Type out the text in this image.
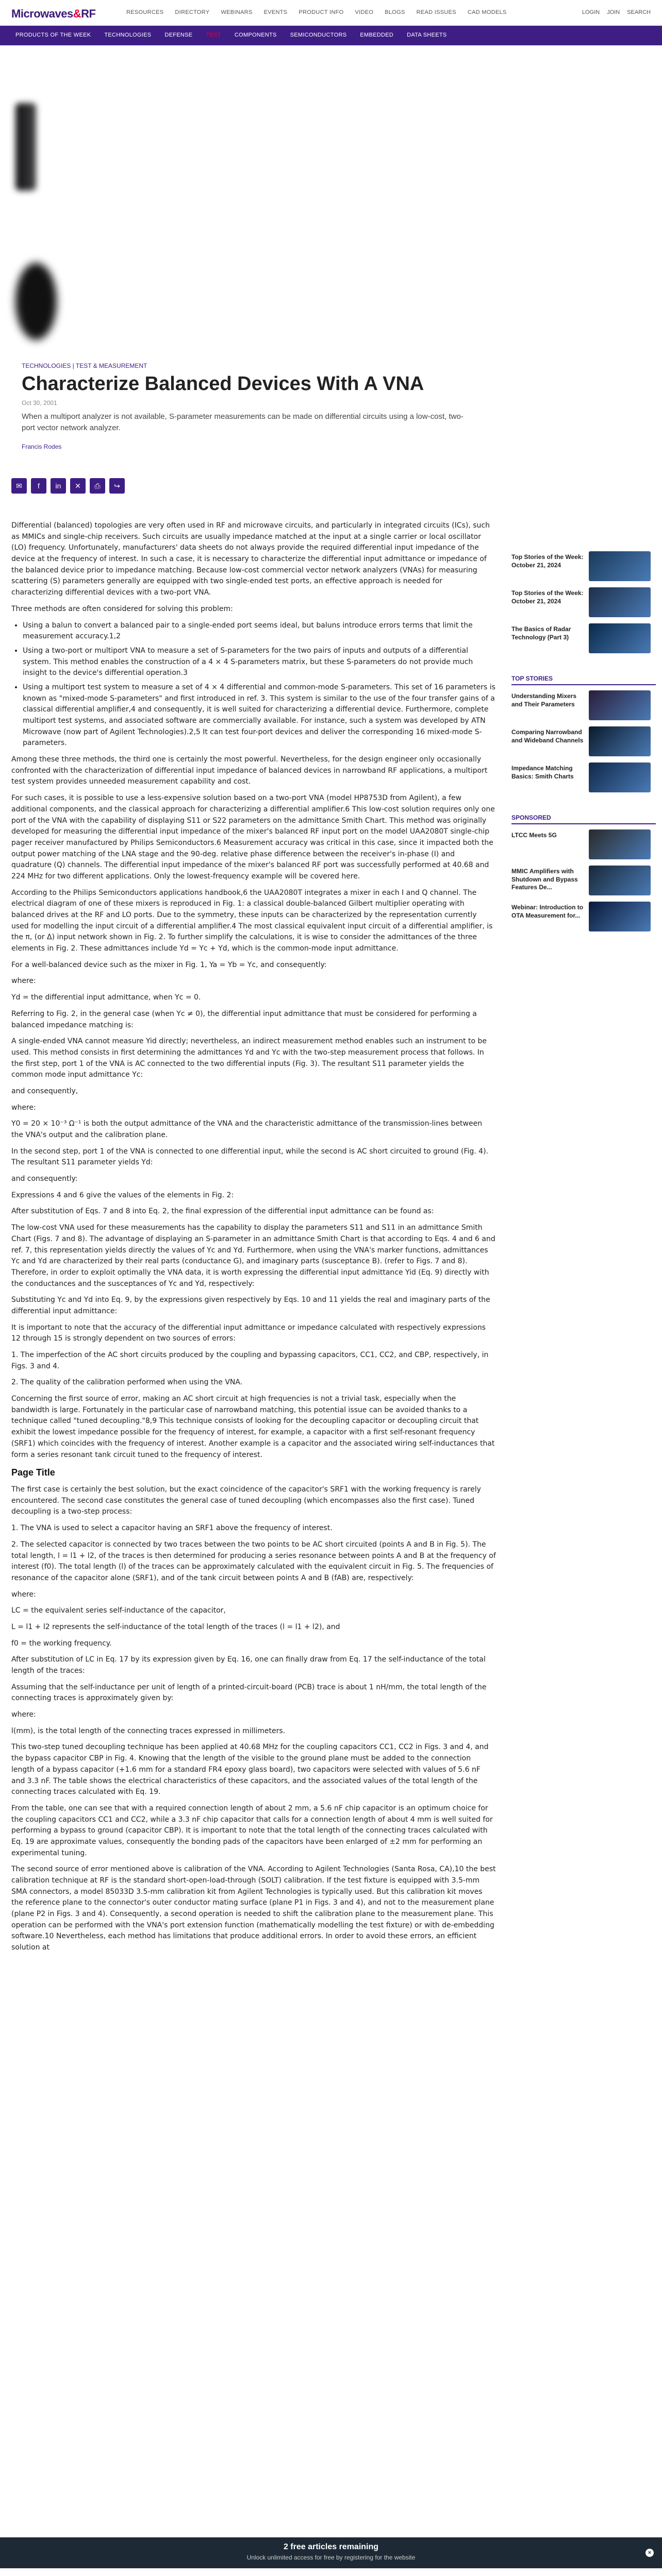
Microwaves&RF	RESOURCES DIRECTORY WEBINARS EVENTS PRODUCT INFO VIDEO BLOGS READ ISSUES CAD MODELS	LOGIN JOIN SEARCH
PRODUCTS OF THE WEEK TECHNOLOGIES DEFENSE TEST COMPONENTS SEMICONDUCTORS EMBEDDED DATA SHEETS
TECHNOLOGIES | TEST & MEASUREMENT
Characterize Balanced Devices With A VNA
Oct 30, 2001
When a multiport analyzer is not available, S-parameter measurements can be made on differential circuits using a low-cost, two-port vector network analyzer.
Francis Rodes
✉ f in ✕ ⎙ ↪

Differential (balanced) topologies are very often used in RF and microwave circuits, and particularly in integrated circuits (ICs), such as MMICs and single-chip receivers. Such circuits are usually impedance matched at the input at a single carrier or local oscillator (LO) frequency. Unfortunately, manufacturers' data sheets do not always provide the required differential input impedance of the device at the frequency of interest. In such a case, it is necessary to characterize the differential input admittance or impedance of the balanced device prior to impedance matching. Because low-cost commercial vector network analyzers (VNAs) for measuring scattering (S) parameters generally are equipped with two single-ended test ports, an effective approach is needed for characterizing differential devices with a two-port VNA.

Three methods are often considered for solving this problem:

• Using a balun to convert a balanced pair to a single-ended port seems ideal, but baluns introduce errors terms that limit the measurement accuracy.1,2
• Using a two-port or multiport VNA to measure a set of S-parameters for the two pairs of inputs and outputs of a differential system. This method enables the construction of a 4 × 4 S-parameters matrix, but these S-parameters do not provide much insight to the device's differential operation.3
• Using a multiport test system to measure a set of 4 × 4 differential and common-mode S-parameters. This set of 16 parameters is known as "mixed-mode S-parameters" and first introduced in ref. 3. This system is similar to the use of the four transfer gains of a classical differential amplifier,4 and consequently, it is well suited for characterizing a differential device. Furthermore, complete multiport test systems, and associated software are commercially available. For instance, such a system was developed by ATN Microwave (now part of Agilent Technologies).2,5 It can test four-port devices and deliver the corresponding 16 mixed-mode S-parameters.

Among these three methods, the third one is certainly the most powerful. Nevertheless, for the design engineer only occasionally confronted with the characterization of differential input impedance of balanced devices in narrowband RF applications, a multiport test system provides unneeded measurement capability and cost.

For such cases, it is possible to use a less-expensive solution based on a two-port VNA (model HP8753D from Agilent), a few additional components, and the classical approach for characterizing a differential amplifier.6 This low-cost solution requires only one port of the VNA with the capability of displaying S11 or S22 parameters on the admittance Smith Chart. This method was originally developed for measuring the differential input impedance of the mixer's balanced RF input port on the model UAA2080T single-chip pager receiver manufactured by Philips Semiconductors.6 Measurement accuracy was critical in this case, since it impacted both the output power matching of the LNA stage and the 90-deg. relative phase difference between the receiver's in-phase (I) and quadrature (Q) channels. The differential input impedance of the mixer's balanced RF port was successfully performed at 40.68 and 224 MHz for two different applications. Only the lowest-frequency example will be covered here.

According to the Philips Semiconductors applications handbook,6 the UAA2080T integrates a mixer in each I and Q channel. The electrical diagram of one of these mixers is reproduced in Fig. 1: a classical double-balanced Gilbert multiplier operating with balanced drives at the RF and LO ports. Due to the symmetry, these inputs can be characterized by the representation currently used for modelling the input circuit of a differential amplifier.4 The most classical equivalent input circuit of a differential amplifier, is the π, (or Δ) input network shown in Fig. 2. To further simplify the calculations, it is wise to consider the admittances of the three elements in Fig. 2. These admittances include Yd = Yc + Yd, which is the common-mode input admittance.

For a well-balanced device such as the mixer in Fig. 1, Ya = Yb = Yc, and consequently:

where:

Yd = the differential input admittance, when Yc = 0.

Referring to Fig. 2, in the general case (when Yc ≠ 0), the differential input admittance that must be considered for performing a balanced impedance matching is:

A single-ended VNA cannot measure Yid directly; nevertheless, an indirect measurement method enables such an instrument to be used. This method consists in first determining the admittances Yd and Yc with the two-step measurement process that follows. In the first step, port 1 of the VNA is AC connected to the two differential inputs (Fig. 3). The resultant S11 parameter yields the common mode input admittance Yc:

and consequently,

where:

Y0 = 20 × 10⁻³ Ω⁻¹ is both the output admittance of the VNA and the characteristic admittance of the transmission-lines between the VNA's output and the calibration plane.

In the second step, port 1 of the VNA is connected to one differential input, while the second is AC short circuited to ground (Fig. 4). The resultant S11 parameter yields Yd:

and consequently:

Expressions 4 and 6 give the values of the elements in Fig. 2:

After substitution of Eqs. 7 and 8 into Eq. 2, the final expression of the differential input admittance can be found as:

The low-cost VNA used for these measurements has the capability to display the parameters S11 and S11 in an admittance Smith Chart (Figs. 7 and 8). The advantage of displaying an S-parameter in an admittance Smith Chart is that according to Eqs. 4 and 6 and ref. 7, this representation yields directly the values of Yc and Yd. Furthermore, when using the VNA's marker functions, admittances Yc and Yd are characterized by their real parts (conductance G), and imaginary parts (susceptance B). (refer to Figs. 7 and 8). Therefore, in order to exploit optimally the VNA data, it is worth expressing the differential input admittance Yid (Eq. 9) directly with the conductances and the susceptances of Yc and Yd, respectively:

Substituting Yc and Yd into Eq. 9, by the expressions given respectively by Eqs. 10 and 11 yields the real and imaginary parts of the differential input admittance:

It is important to note that the accuracy of the differential input admittance or impedance calculated with respectively expressions 12 through 15 is strongly dependent on two sources of errors:

1. The imperfection of the AC short circuits produced by the coupling and bypassing capacitors, CC1, CC2, and CBP, respectively, in Figs. 3 and 4.

2. The quality of the calibration performed when using the VNA.

Concerning the first source of error, making an AC short circuit at high frequencies is not a trivial task, especially when the bandwidth is large. Fortunately in the particular case of narrowband matching, this potential issue can be avoided thanks to a technique called "tuned decoupling."8,9 This technique consists of looking for the decoupling capacitor or decoupling circuit that exhibit the lowest impedance possible for the frequency of interest, for example, a capacitor with a first self-resonant frequency (SRF1) which coincides with the frequency of interest. Another example is a capacitor and the associated wiring self-inductances that form a series resonant tank circuit tuned to the frequency of interest.

Page Title

The first case is certainly the best solution, but the exact coincidence of the capacitor's SRF1 with the working frequency is rarely encountered. The second case constitutes the general case of tuned decoupling (which encompasses also the first case). Tuned decoupling is a two-step process:

1. The VNA is used to select a capacitor having an SRF1 above the frequency of interest.

2. The selected capacitor is connected by two traces between the two points to be AC short circuited (points A and B in Fig. 5). The total length, l = l1 + l2, of the traces is then determined for producing a series resonance between points A and B at the frequency of interest (f0). The total length (l) of the traces can be approximately calculated with the equivalent circuit in Fig. 5. The frequencies of resonance of the capacitor alone (SRF1), and of the tank circuit between points A and B (fAB) are, respectively:

where:

LC = the equivalent series self-inductance of the capacitor,

L = l1 + l2 represents the self-inductance of the total length of the traces (l = l1 + l2), and

f0 = the working frequency.

After substitution of LC in Eq. 17 by its expression given by Eq. 16, one can finally draw from Eq. 17 the self-inductance of the total length of the traces:

Assuming that the self-inductance per unit of length of a printed-circuit-board (PCB) trace is about 1 nH/mm, the total length of the connecting traces is approximately given by:

where:

l(mm), is the total length of the connecting traces expressed in millimeters.

This two-step tuned decoupling technique has been applied at 40.68 MHz for the coupling capacitors CC1, CC2 in Figs. 3 and 4, and the bypass capacitor CBP in Fig. 4. Knowing that the length of the visible to the ground plane must be added to the connection length of a bypass capacitor (+1.6 mm for a standard FR4 epoxy glass board), two capacitors were selected with values of 5.6 nF and 3.3 nF. The table shows the electrical characteristics of these capacitors, and the associated values of the total length of the connecting traces calculated with Eq. 19.

From the table, one can see that with a required connection length of about 2 mm, a 5.6 nF chip capacitor is an optimum choice for the coupling capacitors CC1 and CC2, while a 3.3 nF chip capacitor that calls for a connection length of about 4 mm is well suited for performing a bypass to ground (capacitor CBP). It is important to note that the total length of the connecting traces calculated with Eq. 19 are approximate values, consequently the bonding pads of the capacitors have been enlarged of ±2 mm for performing an experimental tuning.

The second source of error mentioned above is calibration of the VNA. According to Agilent Technologies (Santa Rosa, CA),10 the best calibration technique at RF is the standard short-open-load-through (SOLT) calibration. If the test fixture is equipped with 3.5-mm SMA connectors, a model 85033D 3.5-mm calibration kit from Agilent Technologies is typically used. But this calibration kit moves the reference plane to the connector's outer conductor mating surface (plane P1 in Figs. 3 and 4), and not to the measurement plane (plane P2 in Figs. 3 and 4). Consequently, a second operation is needed to shift the calibration plane to the measurement plane. This operation can be performed with the VNA's port extension function (mathematically modelling the test fixture) or with de-embedding software.10 Nevertheless, each method has limitations that produce additional errors. In order to avoid these errors, an efficient solution at

Top Stories of the Week: October 21, 2024
Top Stories of the Week: October 21, 2024
The Basics of Radar Technology (Part 3)
TOP STORIES
Understanding Mixers and Their Parameters
Comparing Narrowband and Wideband Channels
Impedance Matching Basics: Smith Charts
SPONSORED
LTCC Meets 5G
MMIC Amplifiers with Shutdown and Bypass Features De...
Webinar: Introduction to OTA Measurement for...
2 free articles remaining
Unlock unlimited access for free by registering for the website
×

— Goal of the exercise —
Examine the records and pull out every line where the string "through" occurs.

— Answer to this problem —
It is important to note that the accuracy of the differential input admittance or impedance calculated with respectively expressions 12 through 15 is strongly dependent on two sources of errors:
The second source of error mentioned above is calibration of the VNA. According to Agilent Technologies (Santa Rosa, CA),10 the best calibration technique at RF is the standard short-open-load-through (SOLT) calibration. If the test fixture is equipped with 3.5-mm SMA connectors, a model 85033D 3.5-mm calibration kit from Agilent Technologies is typically used. But this calibration kit moves the reference plane to the connector's outer conductor mating surface (plane P1 in Figs. 3 and 4), and not to the measurement plane (plane P2 in Figs. 3 and 4). Consequently, a second operation is needed to shift the calibration plane to the measurement plane. This operation can be performed with the VNA's port extension function (mathematically modelling the test fixture) or with de-embedding software.10 Nevertheless, each method has limitations that produce additional errors. In order to avoid these errors, an efficient solution at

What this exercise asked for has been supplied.